• [THE PROBLEM] Reproduce all the entries exactly.

• [INPUT DATA]
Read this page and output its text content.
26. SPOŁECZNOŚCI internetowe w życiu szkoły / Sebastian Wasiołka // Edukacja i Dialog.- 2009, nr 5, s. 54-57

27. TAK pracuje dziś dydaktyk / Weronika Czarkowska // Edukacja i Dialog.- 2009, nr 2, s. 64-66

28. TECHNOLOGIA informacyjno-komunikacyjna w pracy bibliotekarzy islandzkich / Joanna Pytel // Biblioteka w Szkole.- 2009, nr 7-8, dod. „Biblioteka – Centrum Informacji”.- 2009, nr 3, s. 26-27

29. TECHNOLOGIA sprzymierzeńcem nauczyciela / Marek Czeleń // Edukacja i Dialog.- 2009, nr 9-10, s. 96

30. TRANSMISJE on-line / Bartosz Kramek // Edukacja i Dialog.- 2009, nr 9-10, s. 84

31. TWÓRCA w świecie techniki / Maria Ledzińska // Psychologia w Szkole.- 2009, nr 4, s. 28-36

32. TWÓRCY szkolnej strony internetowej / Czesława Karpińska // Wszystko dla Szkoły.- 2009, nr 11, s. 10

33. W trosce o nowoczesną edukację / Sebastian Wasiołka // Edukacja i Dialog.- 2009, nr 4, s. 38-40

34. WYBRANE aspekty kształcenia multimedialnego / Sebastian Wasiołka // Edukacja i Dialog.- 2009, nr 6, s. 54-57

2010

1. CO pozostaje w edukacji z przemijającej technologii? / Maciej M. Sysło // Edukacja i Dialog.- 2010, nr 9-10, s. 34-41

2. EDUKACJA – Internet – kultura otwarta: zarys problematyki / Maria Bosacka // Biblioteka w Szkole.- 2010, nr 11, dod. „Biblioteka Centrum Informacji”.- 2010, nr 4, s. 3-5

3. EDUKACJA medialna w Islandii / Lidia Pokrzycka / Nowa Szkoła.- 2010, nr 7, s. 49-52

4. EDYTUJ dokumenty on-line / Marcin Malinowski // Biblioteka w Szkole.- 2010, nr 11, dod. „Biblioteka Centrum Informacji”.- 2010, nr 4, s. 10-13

• [REPLY]
Read this page and output its text content.
26. SPOŁECZNOŚCI internetowe w życiu szkoły / Sebastian Wasiołka // Edukacja i Dialog.- 2009, nr 5, s. 54-57

27. TAK pracuje dziś dydaktyk / Weronika Czarkowska // Edukacja i Dialog.- 2009, nr 2, s. 64-66

28. TECHNOLOGIA informacyjno-komunikacyjna w pracy bibliotekarzy islandzkich / Joanna Pytel // Biblioteka w Szkole.- 2009, nr 7-8, dod. „Biblioteka – Centrum Informacji”.- 2009, nr 3, s. 26-27

29. TECHNOLOGIA sprzymierzeńcem nauczyciela / Marek Czeleń // Edukacja i Dialog.- 2009, nr 9-10, s. 96

30. TRANSMISJE on-line / Bartosz Kramek // Edukacja i Dialog.- 2009, nr 9-10, s. 84

31. TWÓRCA w świecie techniki / Maria Ledzińska // Psychologia w Szkole.- 2009, nr 4, s. 28-36

32. TWÓRCY szkolnej strony internetowej / Czesława Karpińska // Wszystko dla Szkoły.- 2009, nr 11, s. 10

33. W trosce o nowoczesną edukację / Sebastian Wasiołka // Edukacja i Dialog.- 2009, nr 4, s. 38-40

34. WYBRANE aspekty kształcenia multimedialnego / Sebastian Wasiołka // Edukacja i Dialog.- 2009, nr 6, s. 54-57

2010

1. CO pozostaje w edukacji z przemijającej technologii? / Maciej M. Sysło // Edukacja i Dialog.- 2010, nr 9-10, s. 34-41

2. EDUKACJA – Internet – kultura otwarta: zarys problematyki / Maria Bosacka // Biblioteka w Szkole.- 2010, nr 11, dod. „Biblioteka Centrum Informacji”.- 2010, nr 4, s. 3-5

3. EDUKACJA medialna w Islandii / Lidia Pokrzycka / Nowa Szkoła.- 2010, nr 7, s. 49-52

4. EDYTUJ dokumenty on-line / Marcin Malinowski // Biblioteka w Szkole.- 2010, nr 11, dod. „Biblioteka Centrum Informacji”.- 2010, nr 4, s. 10-13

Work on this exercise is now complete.